* 原文摘录 *
↓↓↓

最近我们的应用搞了一次线上大促,导致流量暴增,应用瞬时并发达到了平时几十上百倍,结果出现了一个热点接口大量超时的情况。这里记录下排查过程,以备后查,也希望能给大家一些启发。
在排查超时接口的时候,发现了一个很经典的现象,就是超时接口本身只做了转发逻辑,其调用的远程接口,几乎都是瞬间返回的:通过nginx日志和应用日志可以看到,在高并发的时刻,超时接口从接收到请求到返回响应花了7、8秒甚至更长(下图请求1),而其内部依赖的远程接口的响应则是在毫秒级的(下图请求2),并且响应5和6几乎是同时发生的。
那么要解决这个问题其实就变成了去找到gateway接受到请求1后为什么没有及时发出http请求到serviceA,这里我首先就把restTemplate定为了主要排查目标对象,是不是RestTemplate
的问题导致了请求积压。为了证明猜想,我们需要收集更多的信息,通过在测试环境压测复现接口超时的场景,并且通过jstack命令获取到高并发下的gateway应用的堆栈信息,然后将thread stack dump文件丢到gceasy(fastThread)这个网站分析一波,看看当时的活跃线程情况:
好家伙,人家的ML直接分析出来了应用存在无法响应的情况,还真是给他说对了。
接着看几个关键的指标,首先是线程状态分布,可以看到大量的线程都处于WAITING
状态:
而根据线程组聚合统计,其中最多的线程都来自http请求,然而575个http线程中,真正RUNNABLE
的数量只有少得可怜的几个,大量的都是WAITING
和TIMED_WAITING
的状态,这也和我们应用的表象一致:
其中的堆栈完全一致的WAITING
线程达到了497个:
那么思路很明确了,就是看下这些WAITING
的http线程都在做什么。是什么导致了 RestTemplate
不能及时创建http请求。
通过查看这些线程的具体stacktrace,发现这些WAITING
的线程正是执行了RestTemplate
的线程,它们内部都是使用了apache httpClient
创建连接,通过PoolingHttpClientConnectionManager.leaseConnection这条信息可以看出,大量的线程正尝试获取连接池中的连接,而连接资源是通过AQS获取,目前处于阻塞等待的状态:
http-nio-8080-exec-571
PRIORITY : 5
THREAD ID : 0X00007F2A20263000
NATIVE ID : 0X52AA
NATIVE ID (DECIMAL) : 21162
STATE : WAITING
stackTrace:
java.lang.Thread.State: WAITING (parking)
at sun.misc.Unsafe.park(Native Method)
- parking to wait for <0x0000000662488168> (a java.util.concurrent.locks.AbstractQueuedSynchronizer$ConditionObject)

↑↑↑

* 练习任务 *
1. 在接口超时排查一文中,堆栈完全一致的WAITING线程有多少个?
2. 接口超时排查一文提到了哪几种线程状态?请全部列出。
3. 从接口超时排查一文的最后一行往下续写。
这些记录是另外的材料,与原文无关。

* 提取数据 *

↓↓↓

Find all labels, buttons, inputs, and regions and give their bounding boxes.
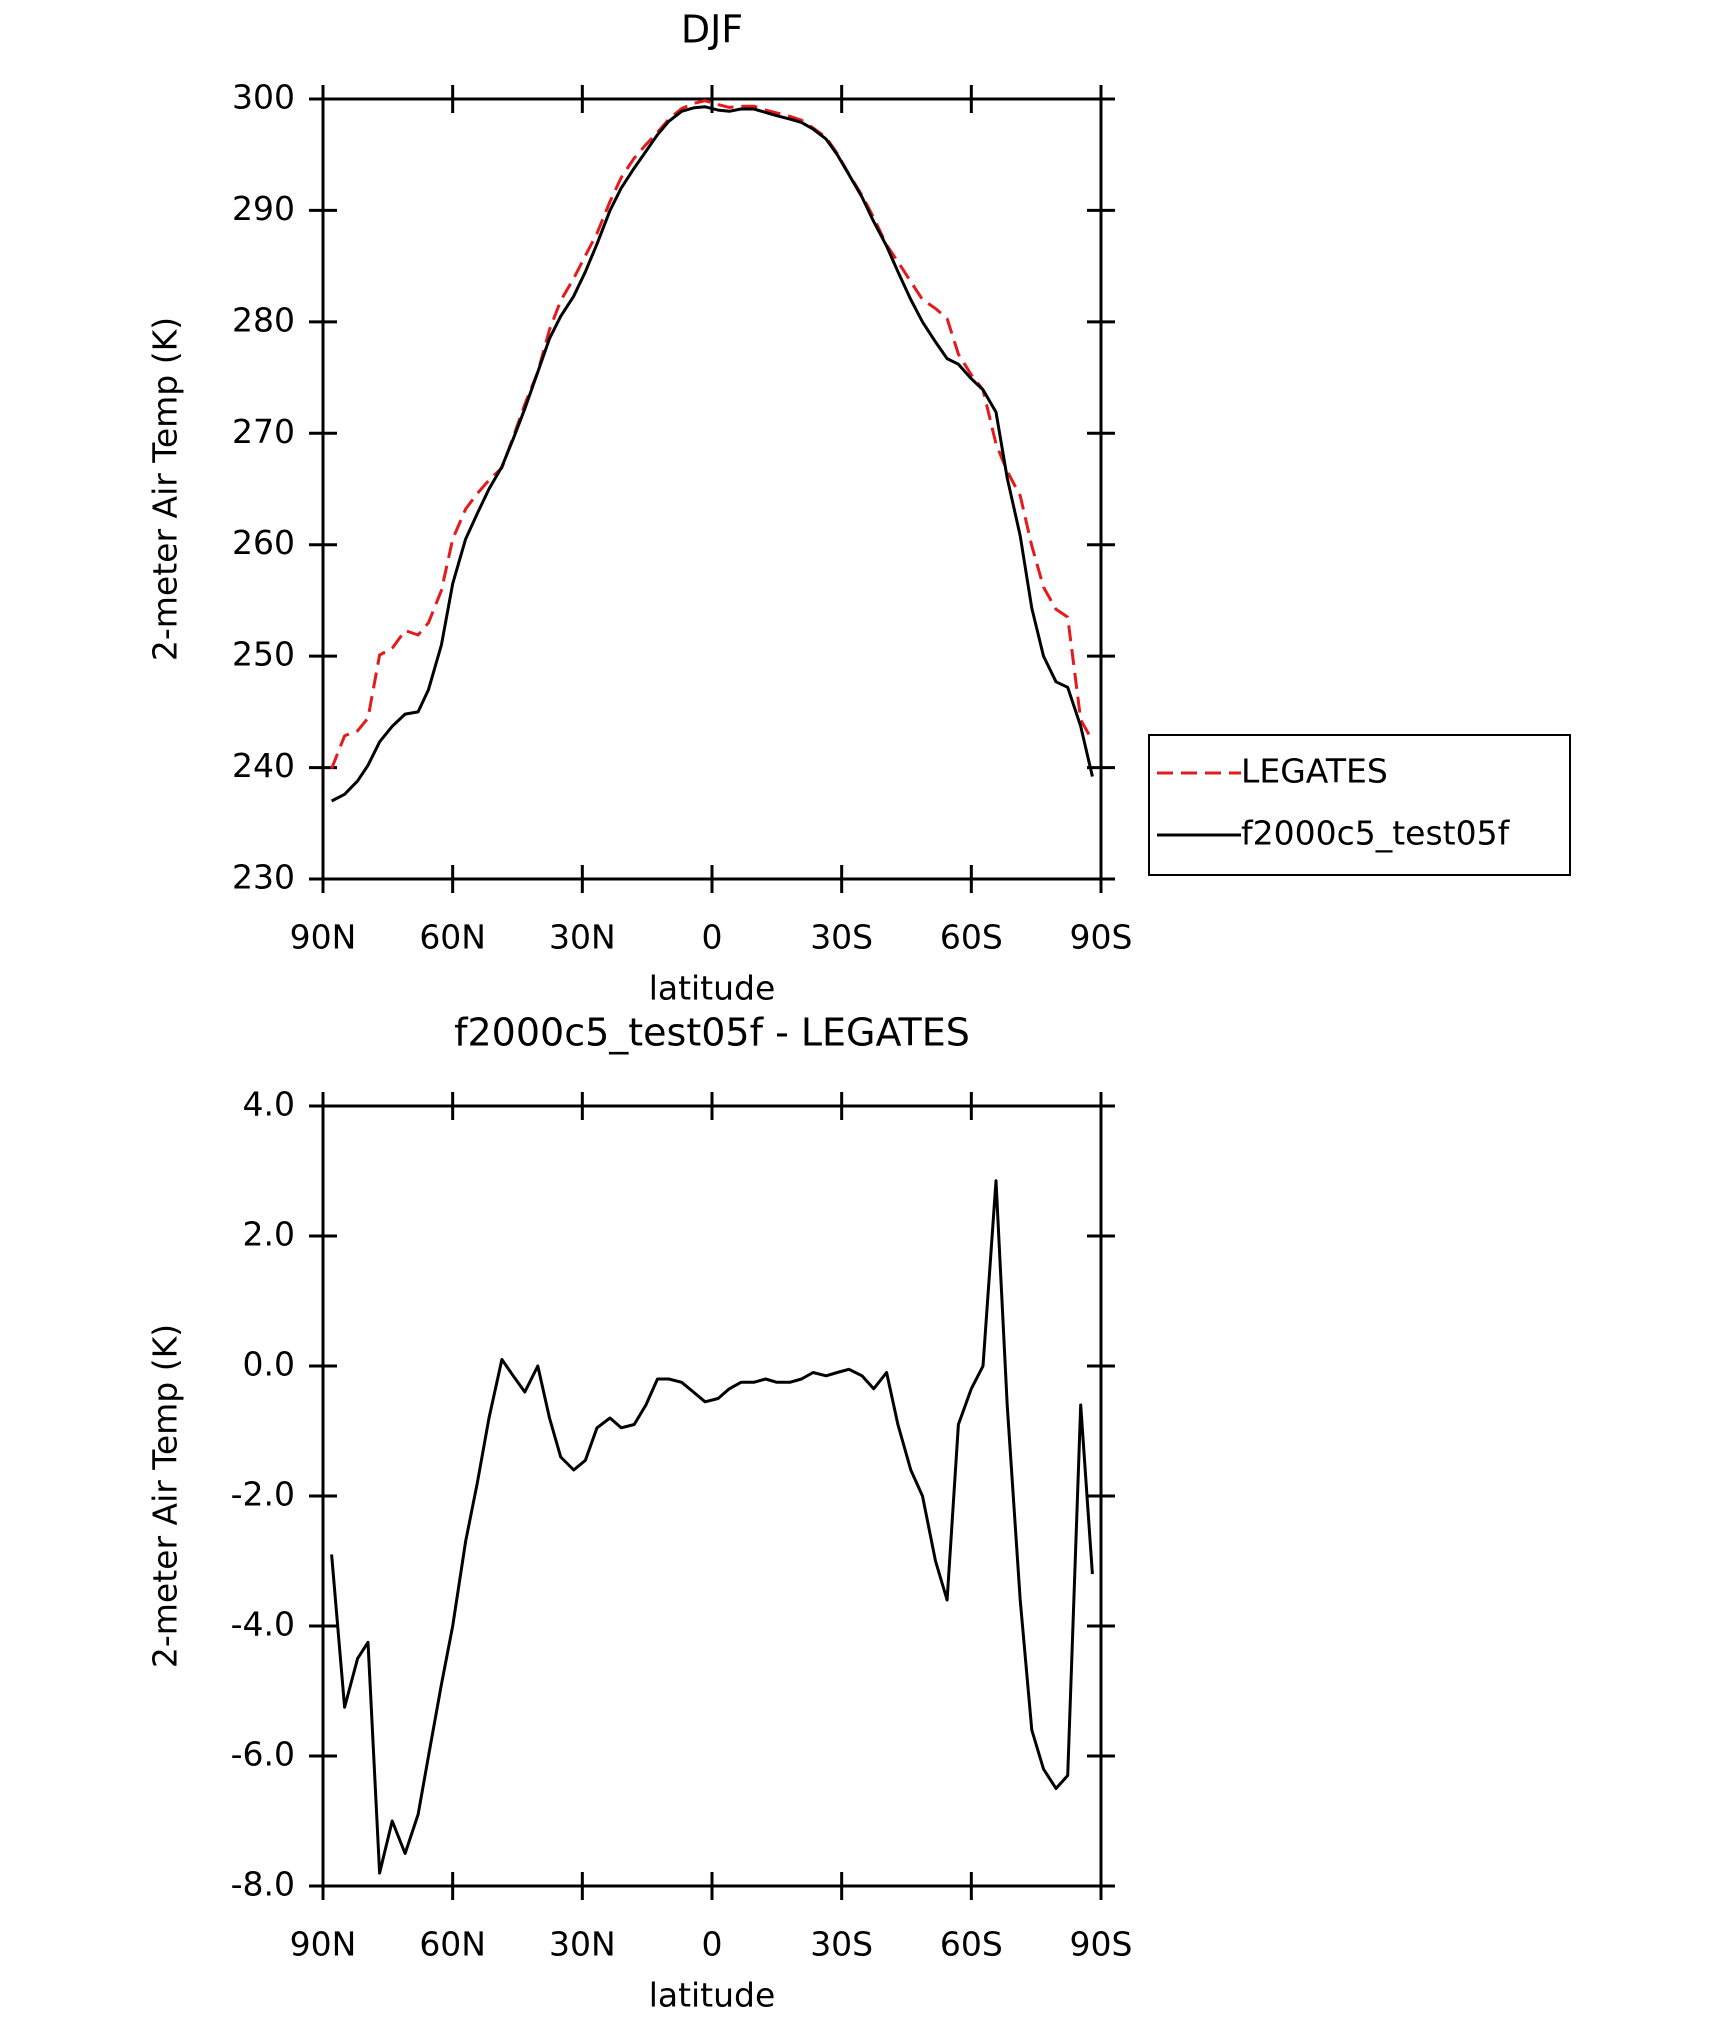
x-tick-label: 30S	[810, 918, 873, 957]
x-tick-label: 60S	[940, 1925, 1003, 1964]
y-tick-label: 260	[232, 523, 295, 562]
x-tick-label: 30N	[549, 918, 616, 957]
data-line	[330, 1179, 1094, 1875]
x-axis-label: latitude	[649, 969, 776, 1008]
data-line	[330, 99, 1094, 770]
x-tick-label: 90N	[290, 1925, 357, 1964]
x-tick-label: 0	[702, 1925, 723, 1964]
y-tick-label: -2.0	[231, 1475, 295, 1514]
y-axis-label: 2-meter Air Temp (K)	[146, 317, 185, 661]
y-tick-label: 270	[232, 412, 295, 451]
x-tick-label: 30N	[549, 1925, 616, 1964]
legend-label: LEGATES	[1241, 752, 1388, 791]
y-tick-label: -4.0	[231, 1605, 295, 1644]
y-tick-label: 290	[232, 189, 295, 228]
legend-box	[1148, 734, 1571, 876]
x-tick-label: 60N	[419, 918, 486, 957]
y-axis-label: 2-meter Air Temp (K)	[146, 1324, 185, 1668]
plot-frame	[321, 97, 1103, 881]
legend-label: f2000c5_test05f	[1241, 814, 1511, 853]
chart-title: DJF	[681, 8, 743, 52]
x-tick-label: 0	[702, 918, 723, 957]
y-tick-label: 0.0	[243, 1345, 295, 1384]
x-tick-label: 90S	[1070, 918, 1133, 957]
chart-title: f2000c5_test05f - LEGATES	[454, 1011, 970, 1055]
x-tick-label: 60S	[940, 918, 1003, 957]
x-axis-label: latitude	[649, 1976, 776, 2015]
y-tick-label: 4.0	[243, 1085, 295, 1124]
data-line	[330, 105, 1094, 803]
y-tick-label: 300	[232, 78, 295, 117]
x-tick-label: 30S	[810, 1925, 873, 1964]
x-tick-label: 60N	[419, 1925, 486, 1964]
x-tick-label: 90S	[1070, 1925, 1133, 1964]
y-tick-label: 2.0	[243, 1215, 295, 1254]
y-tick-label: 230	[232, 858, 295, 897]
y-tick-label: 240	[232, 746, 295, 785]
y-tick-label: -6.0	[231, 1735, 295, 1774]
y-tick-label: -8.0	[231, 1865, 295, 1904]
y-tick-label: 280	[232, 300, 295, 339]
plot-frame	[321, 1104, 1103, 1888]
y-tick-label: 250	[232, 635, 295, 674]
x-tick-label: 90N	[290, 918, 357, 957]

↑↑↑

* 参考答案 *
1. 497个。

2. WAITING、RUNNABLE、TIMED_WAITING

3.
at java.util.concurrent.locks.LockSupport.park(LockSupport.java:175)
at java.util.concurrent.locks.AbstractQueuedSynchronizer$ConditionObject.await(AbstractQueuedSynchronizer.java:2039)
at org.apache.http.pool.AbstractConnPool.getPoolEntryBlocking(AbstractConnPool.java:380)
at org.apache.http.pool.AbstractConnPool.access$200(AbstractConnPool.java:69)
at org.apache.http.pool.AbstractConnPool$2.get(AbstractConnPool.java:246)
- locked <0x00000007595108c0> (a org.apache.http.pool.AbstractConnPool$2)
at org.apache.http.pool.AbstractConnPool$2.get(AbstractConnPool.java:193)
at org.apache.http.impl.conn.PoolingHttpClientConnectionManager.leaseConnection(PoolingHttpClientConnectionManager.java:240)
at org.apache.http.impl.conn.PoolingHttpClientConnectionManager$1.get(PoolingHttpClientConnectionManager.java:227)
at org.apache.http.impl.execchain.MainClientExec.execute(MainClientExec.java:173)
at org.apache.http.impl.execchain.ProtocolExec.execute(ProtocolExec.java:195)
at org.apache.http.impl.execchain.RetryExec.execute(RetryExec.java:86)
at org.apache.http.impl.execchain.RedirectExec.execute(RedirectExec.java:108)
at org.apache.http.impl.client.InternalHttpClient.doExecute(InternalHttpClient.java:186)
at org.apache.http.impl.client.CloseableHttpClient.execute(CloseableHttpClient.java:82)
at org.apache.http.impl.client.CloseableHttpClient.execute(CloseableHttpClient.java:57)
at org.springframework.http.client.HttpComponentsClientHttpRequest.executeInternal(HttpComponentsClientHttpRequest.java:89)
at org.springframework.http.client.AbstractBufferingClientHttpRequest.executeInternal(AbstractBufferingClientHttpRequest.java:48)
at org.springframework.http.client.AbstractClientHttpRequest.execute(AbstractClientHttpRequest.java:53)
at org.springframework.web.client.RestTemplate.doExecute(RestTemplate.java:659)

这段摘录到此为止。